■ Problem to solve
Provide a single number: the count of lines containing the string "firms".

■ Supplied records
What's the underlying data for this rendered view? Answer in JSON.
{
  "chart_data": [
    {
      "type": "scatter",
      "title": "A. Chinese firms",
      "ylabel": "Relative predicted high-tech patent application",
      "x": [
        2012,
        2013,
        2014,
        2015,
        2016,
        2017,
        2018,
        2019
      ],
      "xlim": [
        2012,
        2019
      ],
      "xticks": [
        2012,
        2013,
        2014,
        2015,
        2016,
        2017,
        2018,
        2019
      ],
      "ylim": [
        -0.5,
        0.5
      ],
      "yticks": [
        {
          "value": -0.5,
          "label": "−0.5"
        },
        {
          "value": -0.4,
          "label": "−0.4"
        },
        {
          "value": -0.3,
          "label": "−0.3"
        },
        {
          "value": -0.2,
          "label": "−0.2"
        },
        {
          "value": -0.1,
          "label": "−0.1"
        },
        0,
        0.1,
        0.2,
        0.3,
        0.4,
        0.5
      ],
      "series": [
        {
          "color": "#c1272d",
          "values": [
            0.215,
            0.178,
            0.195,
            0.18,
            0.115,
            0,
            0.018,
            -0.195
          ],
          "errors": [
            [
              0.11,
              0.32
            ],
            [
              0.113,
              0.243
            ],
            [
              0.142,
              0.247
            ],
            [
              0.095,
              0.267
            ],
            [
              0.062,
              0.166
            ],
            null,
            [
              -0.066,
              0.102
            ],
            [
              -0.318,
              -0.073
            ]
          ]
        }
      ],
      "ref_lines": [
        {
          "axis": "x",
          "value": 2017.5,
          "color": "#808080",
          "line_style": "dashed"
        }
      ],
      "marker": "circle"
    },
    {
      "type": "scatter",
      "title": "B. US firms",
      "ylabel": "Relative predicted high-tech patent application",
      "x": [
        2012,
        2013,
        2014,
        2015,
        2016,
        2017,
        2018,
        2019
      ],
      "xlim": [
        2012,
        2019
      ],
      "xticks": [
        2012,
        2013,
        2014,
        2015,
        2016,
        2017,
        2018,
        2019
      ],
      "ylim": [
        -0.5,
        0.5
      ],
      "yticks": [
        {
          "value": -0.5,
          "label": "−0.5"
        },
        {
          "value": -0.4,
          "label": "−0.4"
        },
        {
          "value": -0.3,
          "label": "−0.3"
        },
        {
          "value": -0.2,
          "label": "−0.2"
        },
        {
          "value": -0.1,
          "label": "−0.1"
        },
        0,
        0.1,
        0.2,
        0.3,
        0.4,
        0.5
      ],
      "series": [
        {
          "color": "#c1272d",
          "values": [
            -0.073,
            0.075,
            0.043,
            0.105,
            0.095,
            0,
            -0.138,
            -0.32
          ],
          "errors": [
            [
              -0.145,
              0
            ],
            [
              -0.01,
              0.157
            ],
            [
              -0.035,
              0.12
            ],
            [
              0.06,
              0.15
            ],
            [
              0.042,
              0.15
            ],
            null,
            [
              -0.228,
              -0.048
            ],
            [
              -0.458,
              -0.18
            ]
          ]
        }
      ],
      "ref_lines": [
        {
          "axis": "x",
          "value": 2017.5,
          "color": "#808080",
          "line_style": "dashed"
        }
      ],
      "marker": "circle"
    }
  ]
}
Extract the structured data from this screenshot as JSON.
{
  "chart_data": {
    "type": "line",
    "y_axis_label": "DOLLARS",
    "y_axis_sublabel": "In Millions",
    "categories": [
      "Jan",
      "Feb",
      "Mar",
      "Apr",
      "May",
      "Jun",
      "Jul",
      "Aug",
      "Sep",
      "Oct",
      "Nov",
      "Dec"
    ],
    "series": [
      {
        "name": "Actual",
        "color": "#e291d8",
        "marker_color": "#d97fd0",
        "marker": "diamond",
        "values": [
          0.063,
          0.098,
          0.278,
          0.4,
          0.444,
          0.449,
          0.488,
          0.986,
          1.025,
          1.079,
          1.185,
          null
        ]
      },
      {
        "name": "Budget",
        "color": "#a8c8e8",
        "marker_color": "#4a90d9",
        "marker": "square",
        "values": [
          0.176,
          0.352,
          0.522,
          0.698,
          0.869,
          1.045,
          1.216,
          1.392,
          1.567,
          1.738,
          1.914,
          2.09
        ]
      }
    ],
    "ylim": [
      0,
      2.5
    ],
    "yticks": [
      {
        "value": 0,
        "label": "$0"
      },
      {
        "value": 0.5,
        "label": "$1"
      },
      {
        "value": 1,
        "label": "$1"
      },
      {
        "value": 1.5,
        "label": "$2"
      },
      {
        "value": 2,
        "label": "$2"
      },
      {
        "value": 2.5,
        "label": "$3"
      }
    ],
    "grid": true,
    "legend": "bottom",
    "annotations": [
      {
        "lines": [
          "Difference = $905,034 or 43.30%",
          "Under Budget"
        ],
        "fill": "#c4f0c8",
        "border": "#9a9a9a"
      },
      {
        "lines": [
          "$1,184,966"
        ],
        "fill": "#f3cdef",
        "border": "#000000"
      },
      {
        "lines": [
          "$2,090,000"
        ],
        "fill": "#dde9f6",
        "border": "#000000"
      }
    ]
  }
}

■ Reply to the task
2